DATA SHOWN: Begin

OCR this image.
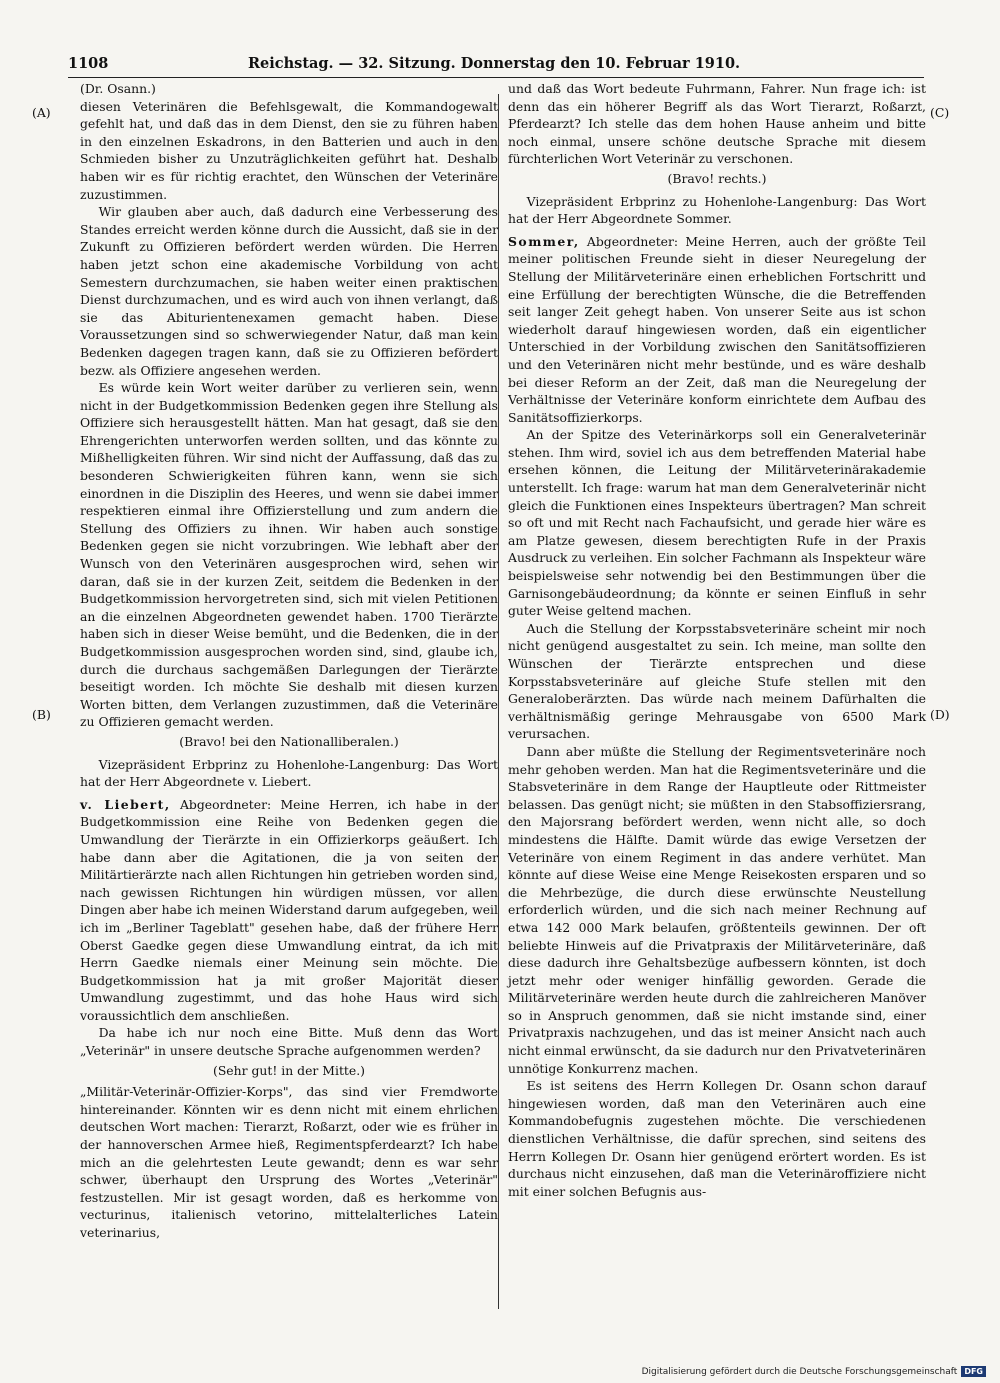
1108	Reichstag. — 32. Sitzung. Donnerstag den 10. Februar 1910.
(A)
(B)
(C)
(D)

(Dr. Osann.)

diesen Veterinären die Befehlsgewalt, die Kommandogewalt gefehlt hat, und daß das in dem Dienst, den sie zu führen haben in den einzelnen Eskadrons, in den Batterien und auch in den Schmieden bisher zu Unzuträglichkeiten geführt hat. Deshalb haben wir es für richtig erachtet, den Wünschen der Veterinäre zuzustimmen.

Wir glauben aber auch, daß dadurch eine Verbesserung des Standes erreicht werden könne durch die Aussicht, daß sie in der Zukunft zu Offizieren befördert werden würden. Die Herren haben jetzt schon eine akademische Vorbildung von acht Semestern durchzumachen, sie haben weiter einen praktischen Dienst durchzumachen, und es wird auch von ihnen verlangt, daß sie das Abiturientenexamen gemacht haben. Diese Voraussetzungen sind so schwerwiegender Natur, daß man kein Bedenken dagegen tragen kann, daß sie zu Offizieren befördert bezw. als Offiziere angesehen werden.

Es würde kein Wort weiter darüber zu verlieren sein, wenn nicht in der Budgetkommission Bedenken gegen ihre Stellung als Offiziere sich herausgestellt hätten. Man hat gesagt, daß sie den Ehrengerichten unterworfen werden sollten, und das könnte zu Mißhelligkeiten führen. Wir sind nicht der Auffassung, daß das zu besonderen Schwierigkeiten führen kann, wenn sie sich einordnen in die Disziplin des Heeres, und wenn sie dabei immer respektieren einmal ihre Offizierstellung und zum andern die Stellung des Offiziers zu ihnen. Wir haben auch sonstige Bedenken gegen sie nicht vorzubringen. Wie lebhaft aber der Wunsch von den Veterinären ausgesprochen wird, sehen wir daran, daß sie in der kurzen Zeit, seitdem die Bedenken in der Budgetkommission hervorgetreten sind, sich mit vielen Petitionen an die einzelnen Abgeordneten gewendet haben. 1700 Tierärzte haben sich in dieser Weise bemüht, und die Bedenken, die in der Budgetkommission ausgesprochen worden sind, sind, glaube ich, durch die durchaus sachgemäßen Darlegungen der Tierärzte beseitigt worden. Ich möchte Sie deshalb mit diesen kurzen Worten bitten, dem Verlangen zuzustimmen, daß die Veterinäre zu Offizieren gemacht werden.

(Bravo! bei den Nationalliberalen.)

Vizepräsident Erbprinz zu Hohenlohe-Langenburg: Das Wort hat der Herr Abgeordnete v. Liebert.

v. Liebert, Abgeordneter: Meine Herren, ich habe in der Budgetkommission eine Reihe von Bedenken gegen die Umwandlung der Tierärzte in ein Offizierkorps geäußert. Ich habe dann aber die Agitationen, die ja von seiten der Militärtierärzte nach allen Richtungen hin getrieben worden sind, nach gewissen Richtungen hin würdigen müssen, vor allen Dingen aber habe ich meinen Widerstand darum aufgegeben, weil ich im „Berliner Tageblatt" gesehen habe, daß der frühere Herr Oberst Gaedke gegen diese Umwandlung eintrat, da ich mit Herrn Gaedke niemals einer Meinung sein möchte. Die Budgetkommission hat ja mit großer Majorität dieser Umwandlung zugestimmt, und das hohe Haus wird sich voraussichtlich dem anschließen.

Da habe ich nur noch eine Bitte. Muß denn das Wort „Veterinär" in unsere deutsche Sprache aufgenommen werden?

(Sehr gut! in der Mitte.)

„Militär-Veterinär-Offizier-Korps", das sind vier Fremdworte hintereinander. Könnten wir es denn nicht mit einem ehrlichen deutschen Wort machen: Tierarzt, Roßarzt, oder wie es früher in der hannoverschen Armee hieß, Regimentspferdearzt? Ich habe mich an die gelehrtesten Leute gewandt; denn es war sehr schwer, überhaupt den Ursprung des Wortes „Veterinär" festzustellen. Mir ist gesagt worden, daß es herkomme von vecturinus, italienisch vetorino, mittelalterliches Latein veterinarius,

und daß das Wort bedeute Fuhrmann, Fahrer. Nun frage ich: ist denn das ein höherer Begriff als das Wort Tierarzt, Roßarzt, Pferdearzt? Ich stelle das dem hohen Hause anheim und bitte noch einmal, unsere schöne deutsche Sprache mit diesem fürchterlichen Wort Veterinär zu verschonen.

(Bravo! rechts.)

Vizepräsident Erbprinz zu Hohenlohe-Langenburg: Das Wort hat der Herr Abgeordnete Sommer.

Sommer, Abgeordneter: Meine Herren, auch der größte Teil meiner politischen Freunde sieht in dieser Neuregelung der Stellung der Militärveterinäre einen erheblichen Fortschritt und eine Erfüllung der berechtigten Wünsche, die die Betreffenden seit langer Zeit gehegt haben. Von unserer Seite aus ist schon wiederholt darauf hingewiesen worden, daß ein eigentlicher Unterschied in der Vorbildung zwischen den Sanitätsoffizieren und den Veterinären nicht mehr bestünde, und es wäre deshalb bei dieser Reform an der Zeit, daß man die Neuregelung der Verhältnisse der Veterinäre konform einrichtete dem Aufbau des Sanitätsoffizierkorps.

An der Spitze des Veterinärkorps soll ein Generalveterinär stehen. Ihm wird, soviel ich aus dem betreffenden Material habe ersehen können, die Leitung der Militärveterinärakademie unterstellt. Ich frage: warum hat man dem Generalveterinär nicht gleich die Funktionen eines Inspekteurs übertragen? Man schreit so oft und mit Recht nach Fachaufsicht, und gerade hier wäre es am Platze gewesen, diesem berechtigten Rufe in der Praxis Ausdruck zu verleihen. Ein solcher Fachmann als Inspekteur wäre beispielsweise sehr notwendig bei den Bestimmungen über die Garnisongebäudeordnung; da könnte er seinen Einfluß in sehr guter Weise geltend machen.

Auch die Stellung der Korpsstabsveterinäre scheint mir noch nicht genügend ausgestaltet zu sein. Ich meine, man sollte den Wünschen der Tierärzte entsprechen und diese Korpsstabsveterinäre auf gleiche Stufe stellen mit den Generaloberärzten. Das würde nach meinem Dafürhalten die verhältnismäßig geringe Mehrausgabe von 6500 Mark verursachen.

Dann aber müßte die Stellung der Regimentsveterinäre noch mehr gehoben werden. Man hat die Regimentsveterinäre und die Stabsveterinäre in dem Range der Hauptleute oder Rittmeister belassen. Das genügt nicht; sie müßten in den Stabsoffiziersrang, den Majorsrang befördert werden, wenn nicht alle, so doch mindestens die Hälfte. Damit würde das ewige Versetzen der Veterinäre von einem Regiment in das andere verhütet. Man könnte auf diese Weise eine Menge Reisekosten ersparen und so die Mehrbezüge, die durch diese erwünschte Neustellung erforderlich würden, und die sich nach meiner Rechnung auf etwa 142 000 Mark belaufen, größtenteils gewinnen. Der oft beliebte Hinweis auf die Privatpraxis der Militärveterinäre, daß diese dadurch ihre Gehaltsbezüge aufbessern könnten, ist doch jetzt mehr oder weniger hinfällig geworden. Gerade die Militärveterinäre werden heute durch die zahlreicheren Manöver so in Anspruch genommen, daß sie nicht imstande sind, einer Privatpraxis nachzugehen, und das ist meiner Ansicht nach auch nicht einmal erwünscht, da sie dadurch nur den Privatveterinären unnötige Konkurrenz machen.

Es ist seitens des Herrn Kollegen Dr. Osann schon darauf hingewiesen worden, daß man den Veterinären auch eine Kommandobefugnis zugestehen möchte. Die verschiedenen dienstlichen Verhältnisse, die dafür sprechen, sind seitens des Herrn Kollegen Dr. Osann hier genügend erörtert worden. Es ist durchaus nicht einzusehen, daß man die Veterinäroffiziere nicht mit einer solchen Befugnis aus-

Digitalisierung gefördert durch die Deutsche Forschungsgemeinschaft DFG
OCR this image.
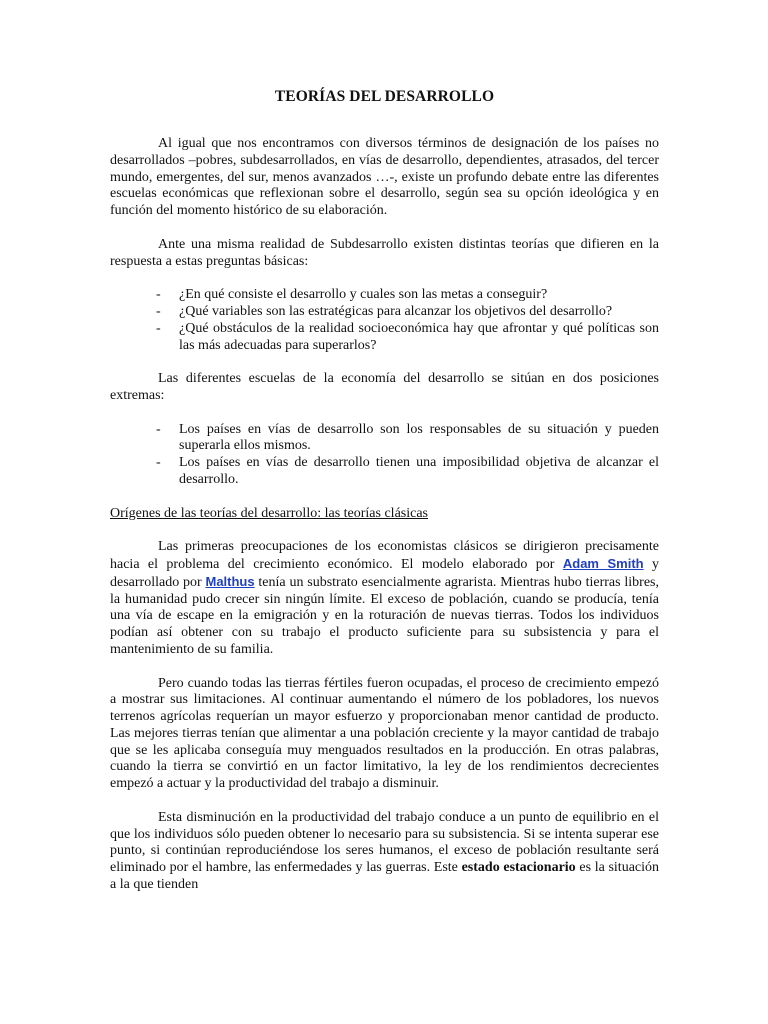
TEORÍAS DEL DESARROLLO

Al igual que nos encontramos con diversos términos de designación de los países no desarrollados –pobres, subdesarrollados, en vías de desarrollo, dependientes, atrasados, del tercer mundo, emergentes, del sur, menos avanzados …-, existe un profundo debate entre las diferentes escuelas económicas que reflexionan sobre el desarrollo, según sea su opción ideológica y en función del momento histórico de su elaboración.

Ante una misma realidad de Subdesarrollo existen distintas teorías que difieren en la respuesta a estas preguntas básicas:

- ¿En qué consiste el desarrollo y cuales son las metas a conseguir?
- ¿Qué variables son las estratégicas para alcanzar los objetivos del desarrollo?
- ¿Qué obstáculos de la realidad socioeconómica hay que afrontar y qué políticas son las más adecuadas para superarlos?

Las diferentes escuelas de la economía del desarrollo se sitúan en dos posiciones extremas:

- Los países en vías de desarrollo son los responsables de su situación y pueden superarla ellos mismos.
- Los países en vías de desarrollo tienen una imposibilidad objetiva de alcanzar el desarrollo.

Orígenes de las teorías del desarrollo: las teorías clásicas

Las primeras preocupaciones de los economistas clásicos se dirigieron precisamente hacia el problema del crecimiento económico. El modelo elaborado por Adam Smith y desarrollado por Malthus tenía un substrato esencialmente agrarista. Mientras hubo tierras libres, la humanidad pudo crecer sin ningún límite. El exceso de población, cuando se producía, tenía una vía de escape en la emigración y en la roturación de nuevas tierras. Todos los individuos podían así obtener con su trabajo el producto suficiente para su subsistencia y para el mantenimiento de su familia.

Pero cuando todas las tierras fértiles fueron ocupadas, el proceso de crecimiento empezó a mostrar sus limitaciones. Al continuar aumentando el número de los pobladores, los nuevos terrenos agrícolas requerían un mayor esfuerzo y proporcionaban menor cantidad de producto. Las mejores tierras tenían que alimentar a una población creciente y la mayor cantidad de trabajo que se les aplicaba conseguía muy menguados resultados en la producción. En otras palabras, cuando la tierra se convirtió en un factor limitativo, la ley de los rendimientos decrecientes empezó a actuar y la productividad del trabajo a disminuir.

Esta disminución en la productividad del trabajo conduce a un punto de equilibrio en el que los individuos sólo pueden obtener lo necesario para su subsistencia. Si se intenta superar ese punto, si continúan reproduciéndose los seres humanos, el exceso de población resultante será eliminado por el hambre, las enfermedades y las guerras. Este estado estacionario es la situación a la que tienden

DATA SHOWN: End

** WHAT YOU SHOULD DO **
Go through the material line by line. Show each line that contains the string "pueden".

** RESULT BELOW **
- Los países en vías de desarrollo son los responsables de su situación y pueden superarla ellos mismos.
Esta disminución en la productividad del trabajo conduce a un punto de equilibrio en el que los individuos sólo pueden obtener lo necesario para su subsistencia. Si se intenta superar ese punto, si continúan reproduciéndose los seres humanos, el exceso de población resultante será eliminado por el hambre, las enfermedades y las guerras. Este estado estacionario es la situación a la que tienden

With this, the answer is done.